>> start SELECTED EXCERPT
How to detokenize spacy text without doc context?

I have a sequence to sequence model trained on tokens formed by spacy's tokenization. This is both encoder and decoder.
The output is a stream of tokens from a seq2seq model. I want to detokenize the text to form natural text.
Example:
Input to Seq2Seq: Some text
Output from Seq2Seq: This does n't work .
Is there any API in spacy to reverse tokenization done by rules in its tokenizer?
Internally spaCy keeps track of a boolean array to tell whether the tokens have trailing whitespace. You need this array to put the string back together. If you're using a seq2seq model, you could predict the spaces separately.
James Bradbury (author of TorchText) was complaining to me about exactly this. He's right that I didn't think about seq2seq models when I designed the tokenization system in spaCy. He developed revtok to solve his problem.
Basically what revtok does (if I understand correctly) is pack two extra bits onto the lexeme IDs: whether the lexeme has an affinity for a preceding space, and whether it has an affinity for a following space. Spaces are inserted between tokens whose lexemes both have space affinity.
>> end SELECTED EXCERPT
>> start EXERCISE INPUT
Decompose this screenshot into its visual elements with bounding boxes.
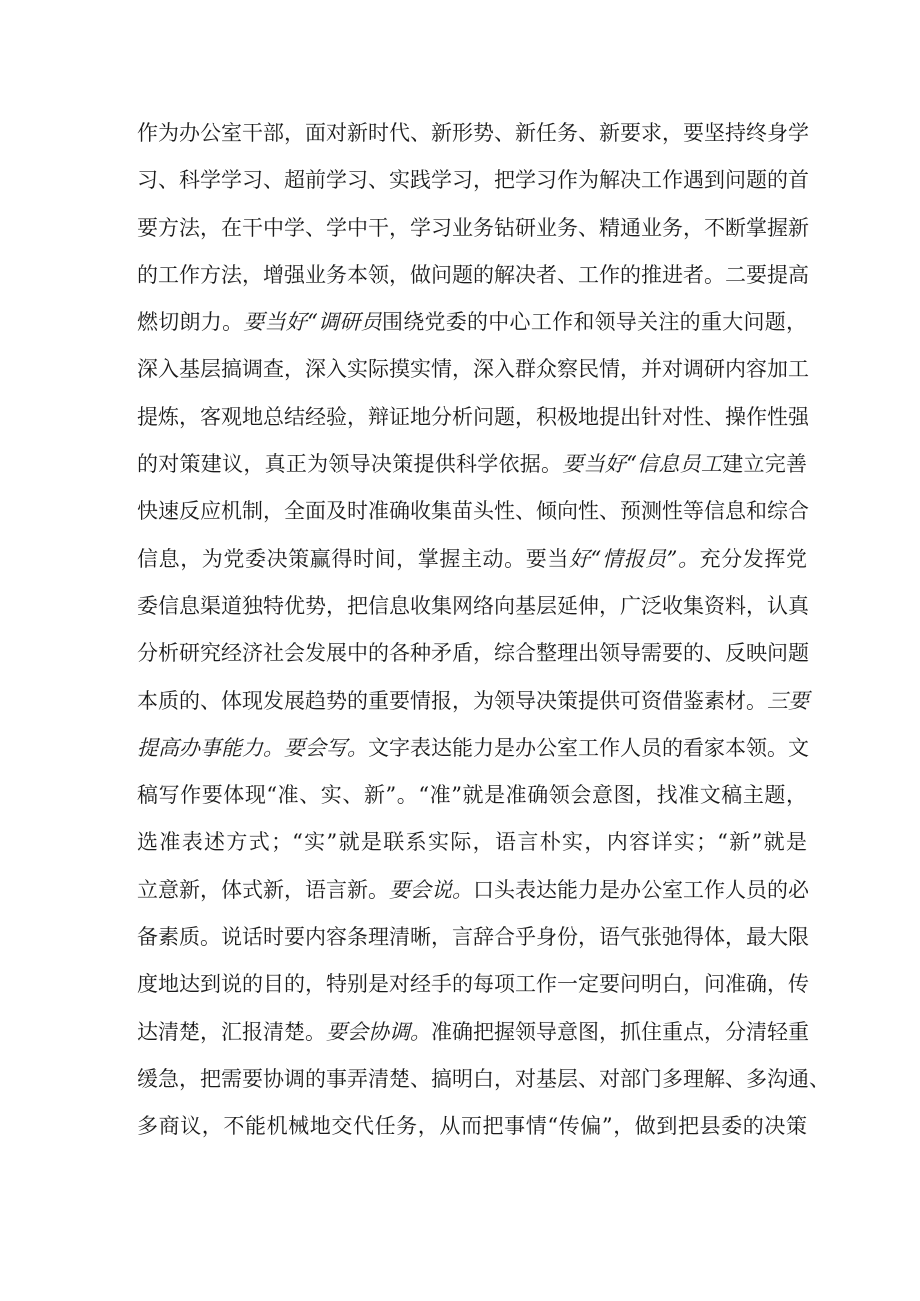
text-line — [137, 678, 807, 725]
text-line — [137, 346, 807, 393]
text-line — [137, 630, 807, 677]
text-line — [137, 1009, 807, 1056]
text-segment: 燃切朗力。 — [137, 310, 244, 335]
emphasized-text: 三要 — [767, 688, 809, 713]
text-line — [137, 536, 807, 583]
text-segment: 缓急，把需要协调的事弄清楚、搞明白，对基层、对部门多理解、多沟通、 — [137, 1066, 830, 1091]
text-segment: 本质的、体现发展趋势的重要情报，为领导决策提供可资借鉴素材。 — [137, 688, 767, 713]
text-segment: 的对策建议，真正为领导决策提供科学依据。 — [137, 452, 563, 477]
text-line — [137, 488, 807, 535]
text-segment: 建立完善 — [722, 452, 808, 477]
text-segment: 多商议，不能机械地交代任务，从而把事情“传偏”，做到把县委的决策 — [137, 1114, 807, 1139]
text-line — [137, 583, 807, 630]
text-segment: 的工作方法，增强业务本领，做问题的解决者、工作的推进者。二要提高 — [137, 262, 809, 287]
text-line — [137, 914, 807, 961]
text-line — [137, 205, 807, 252]
text-segment: 文字表达能力是办公室工作人员的看家本领。文 — [368, 735, 809, 760]
text-line — [137, 441, 807, 488]
text-line — [137, 252, 807, 299]
text-segment: 信息，为党委决策赢得时间，掌握主动。要当 — [137, 546, 569, 571]
emphasized-text: 提高办事能力。要会写。 — [137, 735, 368, 760]
text-line — [137, 1056, 830, 1103]
text-line — [137, 299, 807, 346]
text-segment: 作为办公室干部，面对新时代、新形势、新任务、新要求，要坚持终身学 — [137, 121, 809, 145]
text-segment: 充分发挥党 — [699, 546, 807, 571]
text-segment: 提炼，客观地总结经验，辩证地分析问题，积极地提出针对性、操作性强 — [137, 404, 809, 429]
text-segment: 达清楚，汇报清楚。 — [137, 1019, 326, 1044]
text-line — [137, 157, 807, 204]
text-line — [137, 110, 807, 157]
emphasized-text: 好“情报员”。 — [568, 546, 700, 571]
text-segment: 备素质。说话时要内容条理清晰，言辞合乎身份，语气张弛得体，最大限 — [137, 925, 809, 950]
text-segment: 度地达到说的目的，特别是对经手的每项工作一定要问明白，问准确，传 — [137, 972, 809, 997]
text-line — [137, 394, 807, 441]
text-segment: 准确把握领导意图，抓住重点，分清轻重 — [431, 1019, 809, 1044]
text-segment: 快速反应机制，全面及时准确收集苗头性、倾向性、预测性等信息和综合 — [137, 499, 809, 524]
emphasized-text: 要当好“调研员 — [243, 310, 382, 335]
text-segment: 深入基层搞调查，深入实际摸实情，深入群众察民情，并对调研内容加工 — [137, 357, 809, 382]
text-segment: 选准表述方式；“实”就是联系实际，语言朴实，内容详实；“新”就是 — [137, 830, 807, 855]
emphasized-text: 要会协调。 — [326, 1019, 431, 1044]
emphasized-text: 要当好“信息员工 — [562, 452, 723, 477]
text-line — [137, 961, 807, 1008]
text-line — [137, 772, 807, 819]
text-line — [137, 867, 807, 914]
text-segment: 习、科学学习、超前学习、实践学习，把学习作为解决工作遇到问题的首 — [137, 168, 809, 193]
text-segment: 委信息渠道独特优势，把信息收集网络向基层延伸，广泛收集资料，认真 — [137, 593, 809, 618]
text-segment: 稿写作要体现“准、实、新”。“准”就是准确领会意图，找准文稿主题， — [137, 783, 807, 808]
text-segment: 口头表达能力是办公室工作人员的必 — [473, 877, 809, 902]
text-line — [137, 819, 807, 866]
text-segment: 要方法，在干中学、学中干，学习业务钻研业务、精通业务，不断掌握新 — [137, 215, 809, 240]
body-paragraph — [137, 110, 830, 1151]
text-segment: 分析研究经济社会发展中的各种矛盾，综合整理出领导需要的、反映问题 — [137, 641, 809, 666]
text-line — [137, 1103, 807, 1150]
text-line — [137, 725, 807, 772]
emphasized-text: 要会说。 — [389, 877, 473, 902]
text-segment: 立意新，体式新，语言新。 — [137, 877, 389, 902]
text-segment: 围绕党委的中心工作和领导关注的重大问题， — [381, 310, 808, 335]
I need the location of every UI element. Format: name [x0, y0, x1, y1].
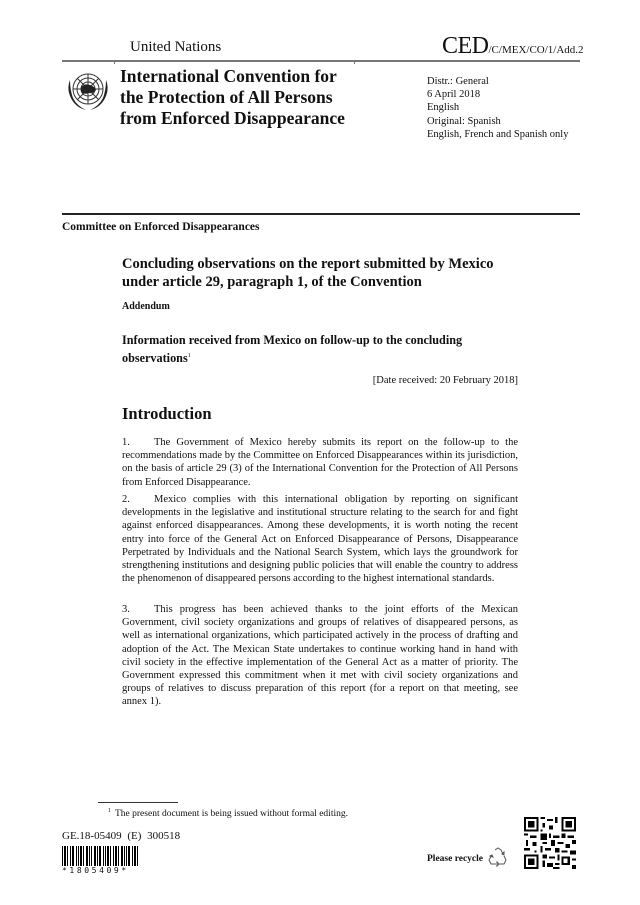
>> end EXERCISE INPUT
- [EXERCISES TO COMPLETE]
1) Return the portion of the forum thread on detokenizing spaCy text starting at "How to detokenize" and ending at "form natural text.".
2) Retype the lines of the entries starting at the line that contains "text-line — [137, 678, 807, 725]" and ending at the line that contains "310, 382, 335]", with both of those lines included.
The entries have no connection to the forum thread on detokenizing spaCy text.

- [WORKED ANSWERS]
1)
How to detokenize spacy text without doc context?

I have a sequence to sequence model trained on tokens formed by spacy's tokenization. This is both encoder and decoder.
The output is a stream of tokens from a seq2seq model. I want to detokenize the text to form natural text.

2)
text-line — [137, 678, 807, 725]
text-line — [137, 346, 807, 393]
text-line — [137, 630, 807, 677]
text-line — [137, 1009, 807, 1056]
text-segment: 燃切朗力。 — [137, 310, 244, 335]
emphasized-text: 三要 — [767, 688, 809, 713]
text-line — [137, 536, 807, 583]
text-segment: 缓急，把需要协调的事弄清楚、搞明白，对基层、对部门多理解、多沟通、 — [137, 1066, 830, 1091]
text-segment: 本质的、体现发展趋势的重要情报，为领导决策提供可资借鉴素材。 — [137, 688, 767, 713]
text-segment: 的对策建议，真正为领导决策提供科学依据。 — [137, 452, 563, 477]
text-line — [137, 488, 807, 535]
text-segment: 建立完善 — [722, 452, 808, 477]
text-segment: 多商议，不能机械地交代任务，从而把事情“传偏”，做到把县委的决策 — [137, 1114, 807, 1139]
text-line — [137, 583, 807, 630]
text-segment: 的工作方法，增强业务本领，做问题的解决者、工作的推进者。二要提高 — [137, 262, 809, 287]
text-line — [137, 914, 807, 961]
text-line — [137, 205, 807, 252]
text-segment: 文字表达能力是办公室工作人员的看家本领。文 — [368, 735, 809, 760]
text-line — [137, 441, 807, 488]
text-line — [137, 252, 807, 299]
text-segment: 信息，为党委决策赢得时间，掌握主动。要当 — [137, 546, 569, 571]
emphasized-text: 提高办事能力。要会写。 — [137, 735, 368, 760]
text-line — [137, 1056, 830, 1103]
text-line — [137, 299, 807, 346]
text-segment: 作为办公室干部，面对新时代、新形势、新任务、新要求，要坚持终身学 — [137, 121, 809, 145]
text-segment: 充分发挥党 — [699, 546, 807, 571]
text-segment: 提炼，客观地总结经验，辩证地分析问题，积极地提出针对性、操作性强 — [137, 404, 809, 429]
text-segment: 达清楚，汇报清楚。 — [137, 1019, 326, 1044]
text-line — [137, 157, 807, 204]
text-line — [137, 110, 807, 157]
emphasized-text: 好“情报员”。 — [568, 546, 700, 571]
text-segment: 备素质。说话时要内容条理清晰，言辞合乎身份，语气张弛得体，最大限 — [137, 925, 809, 950]
text-segment: 度地达到说的目的，特别是对经手的每项工作一定要问明白，问准确，传 — [137, 972, 809, 997]
text-line — [137, 394, 807, 441]
text-segment: 准确把握领导意图，抓住重点，分清轻重 — [431, 1019, 809, 1044]
text-segment: 快速反应机制，全面及时准确收集苗头性、倾向性、预测性等信息和综合 — [137, 499, 809, 524]
emphasized-text: 要当好“调研员 — [243, 310, 382, 335]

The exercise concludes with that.